▸ **DATA ROWS**
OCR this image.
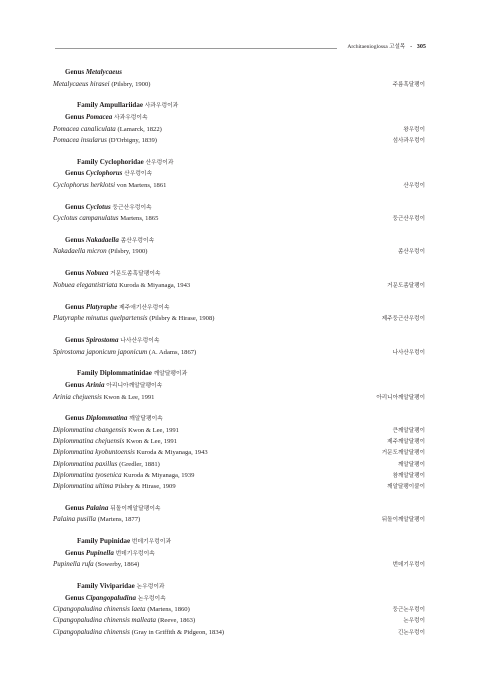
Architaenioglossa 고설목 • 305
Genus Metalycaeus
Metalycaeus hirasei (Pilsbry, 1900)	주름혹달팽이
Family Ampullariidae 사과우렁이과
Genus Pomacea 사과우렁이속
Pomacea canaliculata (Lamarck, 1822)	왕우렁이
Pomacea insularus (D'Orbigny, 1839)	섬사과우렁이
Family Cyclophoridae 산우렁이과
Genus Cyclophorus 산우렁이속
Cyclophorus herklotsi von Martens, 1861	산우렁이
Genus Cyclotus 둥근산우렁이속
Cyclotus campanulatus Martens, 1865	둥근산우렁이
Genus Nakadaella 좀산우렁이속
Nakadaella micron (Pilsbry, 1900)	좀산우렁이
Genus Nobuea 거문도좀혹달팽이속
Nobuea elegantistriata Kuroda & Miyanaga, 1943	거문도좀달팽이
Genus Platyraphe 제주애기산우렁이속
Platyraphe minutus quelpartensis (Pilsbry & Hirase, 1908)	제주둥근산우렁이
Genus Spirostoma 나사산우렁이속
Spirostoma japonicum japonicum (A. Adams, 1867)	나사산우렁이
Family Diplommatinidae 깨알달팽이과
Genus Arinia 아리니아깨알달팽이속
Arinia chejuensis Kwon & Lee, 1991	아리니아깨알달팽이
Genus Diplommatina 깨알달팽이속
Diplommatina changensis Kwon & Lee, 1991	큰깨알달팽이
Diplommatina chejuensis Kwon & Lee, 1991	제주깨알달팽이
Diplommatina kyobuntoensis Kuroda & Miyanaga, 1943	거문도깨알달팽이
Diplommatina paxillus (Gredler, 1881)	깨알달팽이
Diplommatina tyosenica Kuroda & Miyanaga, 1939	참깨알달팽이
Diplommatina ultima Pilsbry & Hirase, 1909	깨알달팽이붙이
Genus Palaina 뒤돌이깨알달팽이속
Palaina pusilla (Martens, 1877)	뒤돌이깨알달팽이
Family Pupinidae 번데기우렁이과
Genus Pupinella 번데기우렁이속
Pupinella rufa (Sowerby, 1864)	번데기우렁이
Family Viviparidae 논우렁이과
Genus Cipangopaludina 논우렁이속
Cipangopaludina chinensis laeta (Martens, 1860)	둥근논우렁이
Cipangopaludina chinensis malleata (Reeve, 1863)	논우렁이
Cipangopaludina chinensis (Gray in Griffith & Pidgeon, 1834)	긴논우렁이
---
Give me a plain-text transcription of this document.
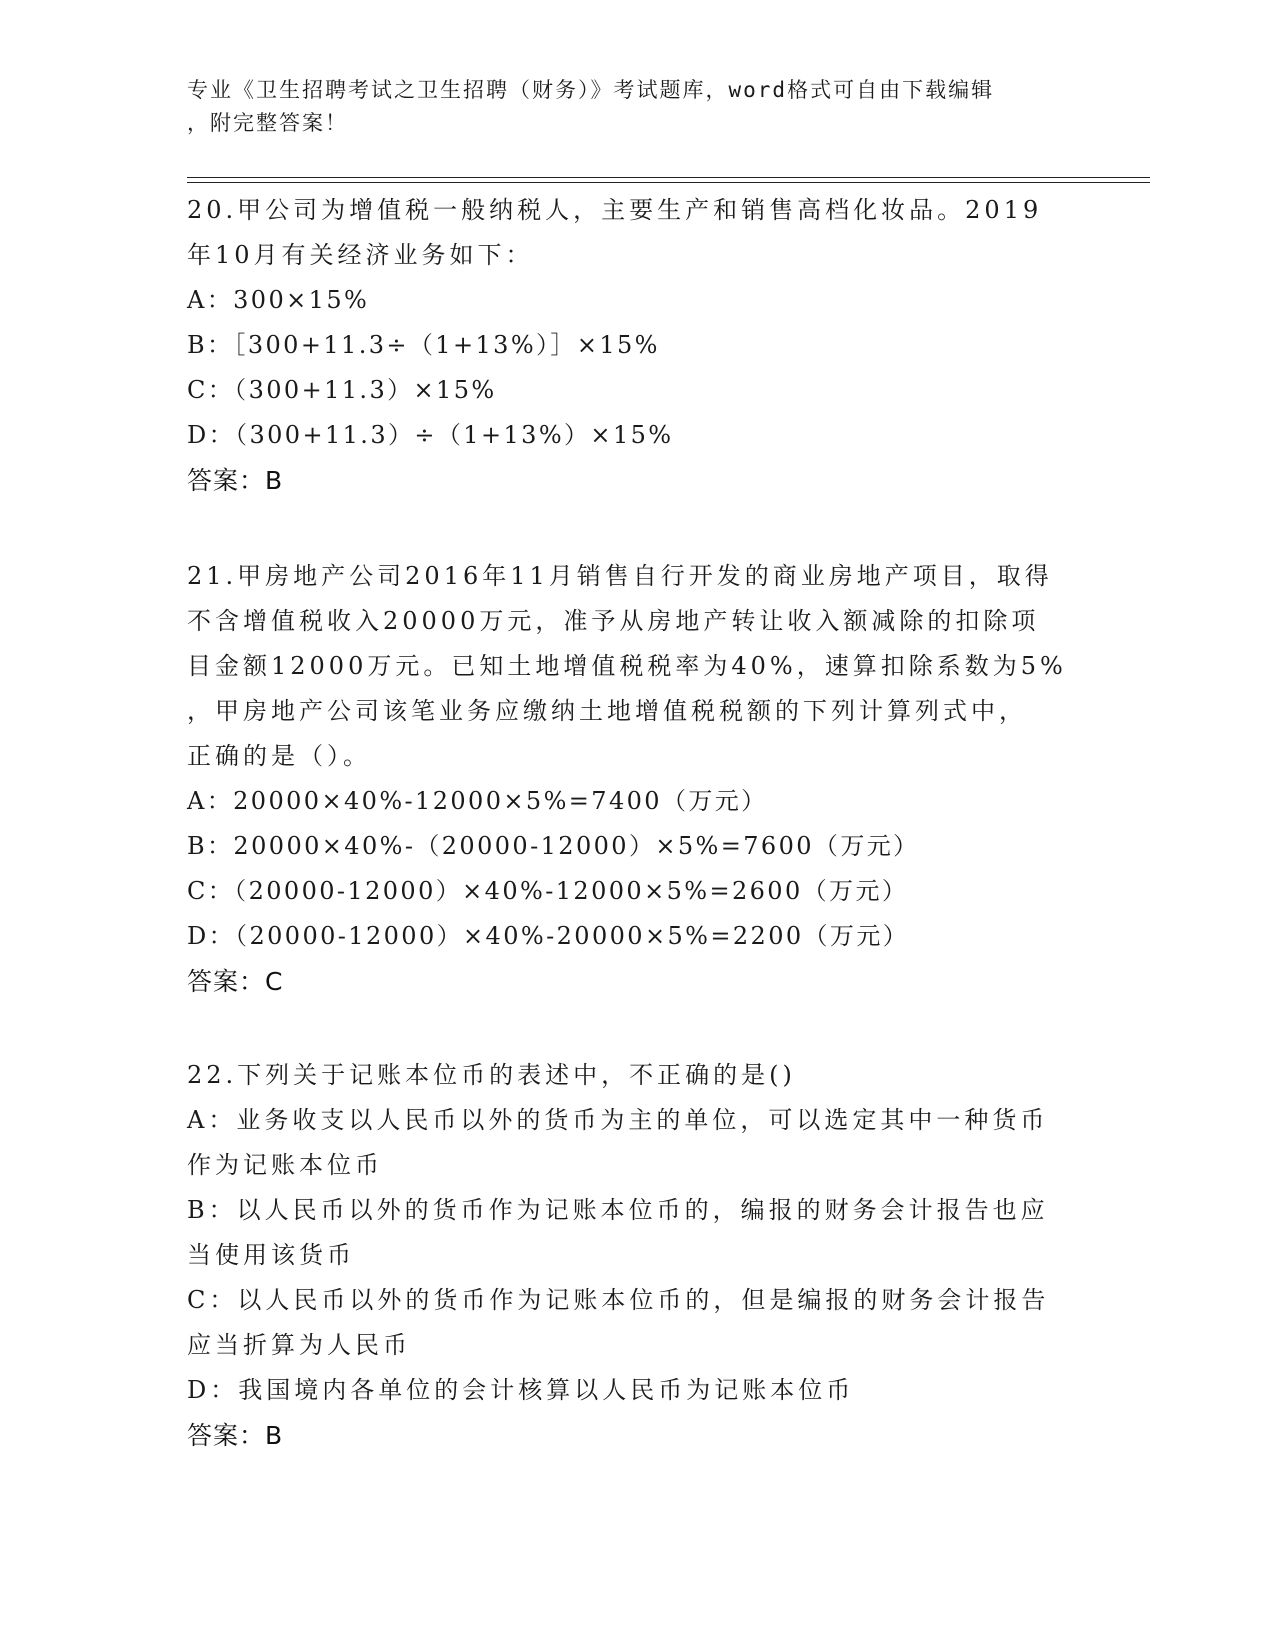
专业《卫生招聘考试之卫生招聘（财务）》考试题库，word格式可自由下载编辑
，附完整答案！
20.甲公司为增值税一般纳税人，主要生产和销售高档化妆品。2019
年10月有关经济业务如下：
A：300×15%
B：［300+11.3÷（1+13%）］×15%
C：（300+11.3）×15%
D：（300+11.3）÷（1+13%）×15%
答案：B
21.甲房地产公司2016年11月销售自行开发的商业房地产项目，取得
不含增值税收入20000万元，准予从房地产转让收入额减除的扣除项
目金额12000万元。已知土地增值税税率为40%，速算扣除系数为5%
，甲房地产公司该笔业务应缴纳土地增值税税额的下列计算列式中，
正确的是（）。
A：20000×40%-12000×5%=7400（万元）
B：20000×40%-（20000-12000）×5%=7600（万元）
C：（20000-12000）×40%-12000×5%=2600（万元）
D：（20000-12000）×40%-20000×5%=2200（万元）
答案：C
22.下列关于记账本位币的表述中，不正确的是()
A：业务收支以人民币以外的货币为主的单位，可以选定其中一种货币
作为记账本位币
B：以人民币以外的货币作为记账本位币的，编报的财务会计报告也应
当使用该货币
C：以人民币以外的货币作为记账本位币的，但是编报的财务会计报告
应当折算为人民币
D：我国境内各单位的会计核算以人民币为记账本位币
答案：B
--
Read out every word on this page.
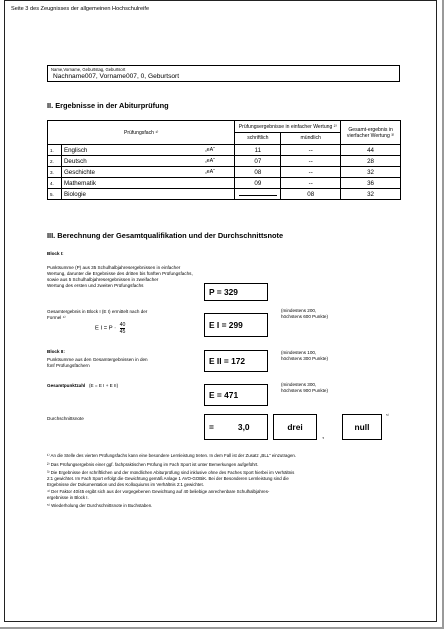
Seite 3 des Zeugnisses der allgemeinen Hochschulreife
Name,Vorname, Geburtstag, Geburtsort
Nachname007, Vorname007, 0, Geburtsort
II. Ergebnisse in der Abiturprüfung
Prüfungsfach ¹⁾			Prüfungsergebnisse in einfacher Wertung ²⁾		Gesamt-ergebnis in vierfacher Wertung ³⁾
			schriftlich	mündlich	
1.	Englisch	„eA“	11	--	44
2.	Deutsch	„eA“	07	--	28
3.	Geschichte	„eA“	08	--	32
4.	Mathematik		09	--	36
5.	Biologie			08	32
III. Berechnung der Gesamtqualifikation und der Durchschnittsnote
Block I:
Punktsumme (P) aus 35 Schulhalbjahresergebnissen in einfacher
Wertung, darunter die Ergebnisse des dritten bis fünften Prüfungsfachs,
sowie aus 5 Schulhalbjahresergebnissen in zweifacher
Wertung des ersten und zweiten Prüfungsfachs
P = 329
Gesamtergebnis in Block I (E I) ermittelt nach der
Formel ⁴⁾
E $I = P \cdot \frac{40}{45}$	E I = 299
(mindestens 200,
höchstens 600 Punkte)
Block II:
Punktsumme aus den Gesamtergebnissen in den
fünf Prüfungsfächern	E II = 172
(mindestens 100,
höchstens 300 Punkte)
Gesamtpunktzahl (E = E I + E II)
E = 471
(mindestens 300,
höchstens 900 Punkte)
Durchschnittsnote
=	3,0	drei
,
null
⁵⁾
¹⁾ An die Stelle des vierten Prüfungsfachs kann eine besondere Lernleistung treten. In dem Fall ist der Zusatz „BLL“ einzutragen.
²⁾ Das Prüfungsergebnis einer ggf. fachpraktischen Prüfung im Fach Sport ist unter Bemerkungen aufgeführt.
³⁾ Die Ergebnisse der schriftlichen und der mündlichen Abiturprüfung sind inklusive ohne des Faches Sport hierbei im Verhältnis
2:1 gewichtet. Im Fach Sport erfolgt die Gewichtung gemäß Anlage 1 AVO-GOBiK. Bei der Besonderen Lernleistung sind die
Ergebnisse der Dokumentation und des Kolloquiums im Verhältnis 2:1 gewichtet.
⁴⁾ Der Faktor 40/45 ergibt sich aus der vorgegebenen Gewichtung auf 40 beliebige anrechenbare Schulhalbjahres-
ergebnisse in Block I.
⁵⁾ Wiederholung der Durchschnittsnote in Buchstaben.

▸ **WHAT YOU SHOULD DO**
From the listing above, copy all lines holding the word "Nobuea".

▸ **THE OUTPUT**
Genus Nobuea 거문도좀혹달팽이속
Nobuea elegantistriata Kuroda & Miyanaga, 1943	거문도좀달팽이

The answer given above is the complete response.